## Aim
Render every line of the rows below as a JSON list of strings, one string per line, skipping blank lines. Leave the pictures out.

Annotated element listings
--------------------------------

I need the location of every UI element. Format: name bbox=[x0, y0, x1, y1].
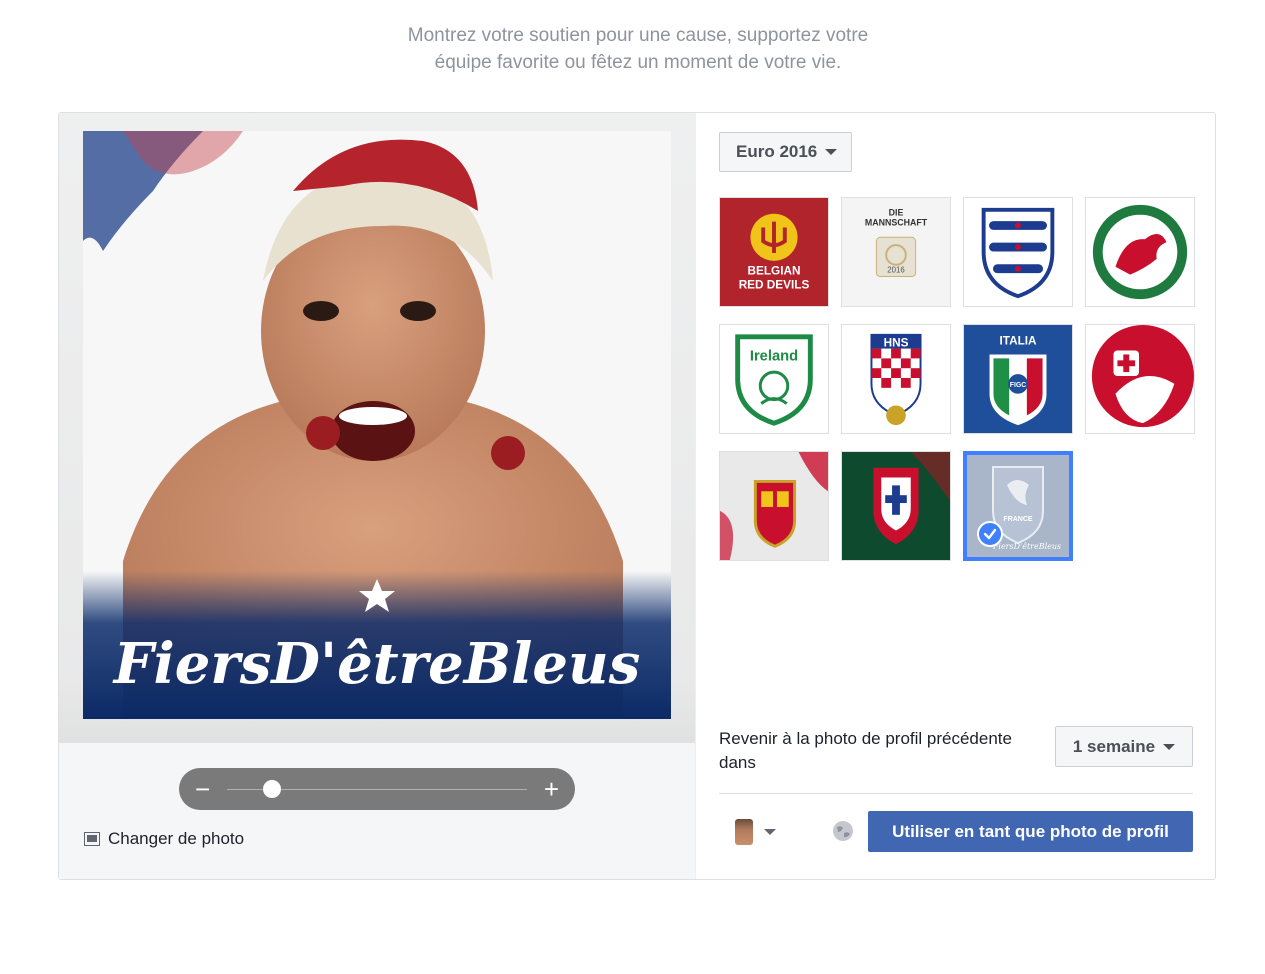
photo-crop-area[interactable]: FiersD'êtreBleus bbox=[59, 113, 695, 743]
revert-label: Revenir à la photo de profil précédente … bbox=[719, 729, 1012, 772]
frame-text: FiersD'êtreBleus bbox=[112, 631, 641, 697]
frame-tile-belgium[interactable]: BELGIAN RED DEVILS bbox=[719, 197, 829, 307]
post-as-selector[interactable] bbox=[735, 819, 776, 845]
frame-tile-france[interactable]: FRANCE FiersD'êtreBleus bbox=[963, 451, 1073, 561]
frame-picker-panel: Euro 2016 BELGIAN RED DEVILS DIE MANNSCH… bbox=[695, 113, 1215, 879]
avatar bbox=[735, 819, 753, 845]
germany-line-1: DIE bbox=[889, 208, 904, 218]
wales-badge-icon bbox=[1086, 198, 1194, 306]
use-as-profile-photo-button[interactable]: Utiliser en tant que photo de profil bbox=[868, 811, 1193, 852]
croatia-line-1: HNS bbox=[884, 337, 909, 350]
zoom-out-button[interactable]: − bbox=[195, 774, 210, 804]
zoom-handle[interactable] bbox=[263, 780, 281, 798]
germany-line-2: MANNSCHAFT bbox=[865, 217, 928, 227]
revert-duration-label: 1 semaine bbox=[1072, 736, 1156, 756]
intro-text: Montrez votre soutien pour une cause, su… bbox=[0, 22, 1265, 76]
revert-duration-dropdown[interactable]: 1 semaine bbox=[1055, 726, 1193, 767]
change-photo-label: Changer de photo bbox=[108, 829, 245, 848]
profile-frame-dialog: FiersD'êtreBleus − + Changer de photo Eu… bbox=[58, 112, 1216, 880]
divider bbox=[719, 793, 1193, 794]
germany-badge-icon: DIE MANNSCHAFT 2016 bbox=[842, 198, 950, 306]
frame-tile-switzerland[interactable] bbox=[1085, 324, 1195, 434]
croatia-badge-icon: HNS bbox=[842, 325, 950, 433]
preview-panel: FiersD'êtreBleus − + Changer de photo bbox=[59, 113, 696, 879]
belgium-line-1: BELGIAN bbox=[748, 265, 801, 278]
frame-grid: BELGIAN RED DEVILS DIE MANNSCHAFT 2016 I… bbox=[719, 197, 1195, 561]
intro-line-1: Montrez votre soutien pour une cause, su… bbox=[407, 25, 869, 46]
germany-line-3: 2016 bbox=[887, 266, 905, 275]
frame-tile-england[interactable] bbox=[963, 197, 1073, 307]
italy-badge-icon: ITALIA FIGC bbox=[964, 325, 1072, 433]
frame-category-label: Euro 2016 bbox=[736, 142, 818, 161]
change-photo-link[interactable]: Changer de photo bbox=[84, 829, 244, 849]
belgium-badge-icon: BELGIAN RED DEVILS bbox=[720, 198, 828, 306]
portugal-badge-icon bbox=[842, 452, 950, 560]
frame-category-dropdown[interactable]: Euro 2016 bbox=[719, 132, 853, 172]
france-line-2: FiersD'êtreBleus bbox=[992, 542, 1061, 551]
frame-tile-italy[interactable]: ITALIA FIGC bbox=[963, 324, 1073, 434]
intro-line-2: équipe favorite ou fêtez un moment de vo… bbox=[434, 52, 842, 73]
profile-photo-preview[interactable]: FiersD'êtreBleus bbox=[83, 131, 671, 719]
frame-tile-spain[interactable] bbox=[719, 451, 829, 561]
selected-check-icon bbox=[977, 521, 1003, 547]
ireland-badge-icon: Ireland bbox=[720, 325, 828, 433]
belgium-line-2: RED DEVILS bbox=[739, 278, 810, 291]
preview-image: FiersD'êtreBleus bbox=[83, 131, 671, 719]
frame-tile-germany[interactable]: DIE MANNSCHAFT 2016 bbox=[841, 197, 951, 307]
frame-tile-portugal[interactable] bbox=[841, 451, 951, 561]
italy-line-1: ITALIA bbox=[999, 335, 1037, 348]
italy-line-2: FIGC bbox=[1010, 382, 1026, 389]
frame-tile-wales[interactable] bbox=[1085, 197, 1195, 307]
ireland-line-1: Ireland bbox=[750, 348, 798, 364]
england-badge-icon bbox=[964, 198, 1072, 306]
photo-icon bbox=[84, 832, 100, 846]
globe-icon[interactable] bbox=[832, 820, 854, 842]
switzerland-badge-icon bbox=[1086, 325, 1194, 433]
chevron-down-icon bbox=[825, 149, 838, 155]
frame-tile-ireland[interactable]: Ireland bbox=[719, 324, 829, 434]
spain-badge-icon bbox=[720, 452, 828, 560]
frame-tile-croatia[interactable]: HNS bbox=[841, 324, 951, 434]
france-line-1: FRANCE bbox=[1003, 516, 1032, 523]
chevron-down-icon bbox=[1163, 743, 1176, 750]
zoom-in-button[interactable]: + bbox=[544, 774, 559, 804]
chevron-down-icon bbox=[764, 829, 776, 835]
zoom-slider[interactable]: − + bbox=[179, 768, 575, 810]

--------------------------------

## Answer below
[
  "I need the location of every UI element. Format: name bbox=[x0, y0, x1, y1].",
  "photo-crop-area[interactable]: FiersD'êtreBleus bbox=[59, 113, 695, 743]",
  "revert-label: Revenir à la photo de profil précédente … bbox=[719, 729, 1012, 772]",
  "frame-text: FiersD'êtreBleus bbox=[112, 631, 641, 697]",
  "frame-tile-belgium[interactable]: BELGIAN RED DEVILS bbox=[719, 197, 829, 307]",
  "post-as-selector[interactable] bbox=[735, 819, 776, 845]",
  "frame-tile-france[interactable]: FRANCE FiersD'êtreBleus bbox=[963, 451, 1073, 561]",
  "frame-picker-panel: Euro 2016 BELGIAN RED DEVILS DIE MANNSCH… bbox=[695, 113, 1215, 879]",
  "avatar bbox=[735, 819, 753, 845]",
  "germany-line-1: DIE bbox=[889, 208, 904, 218]",
  "wales-badge-icon bbox=[1086, 198, 1194, 306]",
  "use-as-profile-photo-button[interactable]: Utiliser en tant que photo de profil bbox=[868, 811, 1193, 852]",
  "croatia-line-1: HNS bbox=[884, 337, 909, 350]",
  "zoom-out-button[interactable]: − bbox=[195, 774, 210, 804]",
  "zoom-handle[interactable] bbox=[263, 780, 281, 798]",
  "germany-line-2: MANNSCHAFT bbox=[865, 217, 928, 227]",
  "revert-duration-label: 1 semaine bbox=[1072, 736, 1156, 756]",
  "intro-text: Montrez votre soutien pour une cause, su… bbox=[0, 22, 1265, 76]",
  "revert-duration-dropdown[interactable]: 1 semaine bbox=[1055, 726, 1193, 767]",
  "change-photo-label: Changer de photo bbox=[108, 829, 245, 848]",
  "profile-frame-dialog: FiersD'êtreBleus − + Changer de photo Eu… bbox=[58, 112, 1216, 880]",
  "divider bbox=[719, 793, 1193, 794]",
  "germany-badge-icon: DIE MANNSCHAFT 2016 bbox=[842, 198, 950, 306]",
  "frame-tile-switzerland[interactable] bbox=[1085, 324, 1195, 434]",
  "croatia-badge-icon: HNS bbox=[842, 325, 950, 433]",
  "preview-panel: FiersD'êtreBleus − + Changer de photo bbox=[59, 113, 696, 879]",
  "belgium-line-1: BELGIAN bbox=[748, 265, 801, 278]",
  "frame-grid: BELGIAN RED DEVILS DIE MANNSCHAFT 2016 I… bbox=[719, 197, 1195, 561]",
  "intro-line-1: Montrez votre soutien pour une cause, su… bbox=[407, 25, 869, 46]",
  "germany-line-3: 2016 bbox=[887, 266, 905, 275]",
  "frame-tile-england[interactable] bbox=[963, 197, 1073, 307]",
  "italy-badge-icon: ITALIA FIGC bbox=[964, 325, 1072, 433]",
  "frame-category-label: Euro 2016 bbox=[736, 142, 818, 161]",
  "change-photo-link[interactable]: Changer de photo bbox=[84, 829, 244, 849]",
  "belgium-badge-icon: BELGIAN RED DEVILS bbox=[720, 198, 828, 306]",
  "portugal-badge-icon bbox=[842, 452, 950, 560]",
  "frame-category-dropdown[interactable]: Euro 2016 bbox=[719, 132, 853, 172]",
  "france-line-2: FiersD'êtreBleus bbox=[992, 542, 1061, 551]",
  "frame-tile-italy[interactable]: ITALIA FIGC bbox=[963, 324, 1073, 434]",
  "intro-line-2: équipe favorite ou fêtez un moment de vo… bbox=[434, 52, 842, 73]",
  "profile-photo-preview[interactable]: FiersD'êtreBleus bbox=[83, 131, 671, 719]",
  "frame-tile-spain[interactable] bbox=[719, 451, 829, 561]",
  "selected-check-icon bbox=[977, 521, 1003, 547]",
  "ireland-badge-icon: Ireland bbox=[720, 325, 828, 433]",
  "belgium-line-2: RED DEVILS bbox=[739, 278, 810, 291]",
  "preview-image: FiersD'êtreBleus bbox=[83, 131, 671, 719]",
  "frame-tile-germany[interactable]: DIE MANNSCHAFT 2016 bbox=[841, 197, 951, 307]",
  "frame-tile-portugal[interactable] bbox=[841, 451, 951, 561]",
  "italy-line-1: ITALIA bbox=[999, 335, 1037, 348]",
  "italy-line-2: FIGC bbox=[1010, 382, 1026, 389]",
  "frame-tile-wales[interactable] bbox=[1085, 197, 1195, 307]",
  "ireland-line-1: Ireland bbox=[750, 348, 798, 364]",
  "england-badge-icon bbox=[964, 198, 1072, 306]",
  "photo-icon bbox=[84, 832, 100, 846]",
  "globe-icon[interactable] bbox=[832, 820, 854, 842]",
  "switzerland-badge-icon bbox=[1086, 325, 1194, 433]",
  "chevron-down-icon bbox=[825, 149, 838, 155]",
  "frame-tile-ireland[interactable]: Ireland bbox=[719, 324, 829, 434]",
  "spain-badge-icon bbox=[720, 452, 828, 560]",
  "frame-tile-croatia[interactable]: HNS bbox=[841, 324, 951, 434]",
  "france-line-1: FRANCE bbox=[1003, 516, 1032, 523]",
  "chevron-down-icon bbox=[1163, 743, 1176, 750]",
  "zoom-in-button[interactable]: + bbox=[544, 774, 559, 804]",
  "chevron-down-icon bbox=[764, 829, 776, 835]",
  "zoom-slider[interactable]: − + bbox=[179, 768, 575, 810]"
]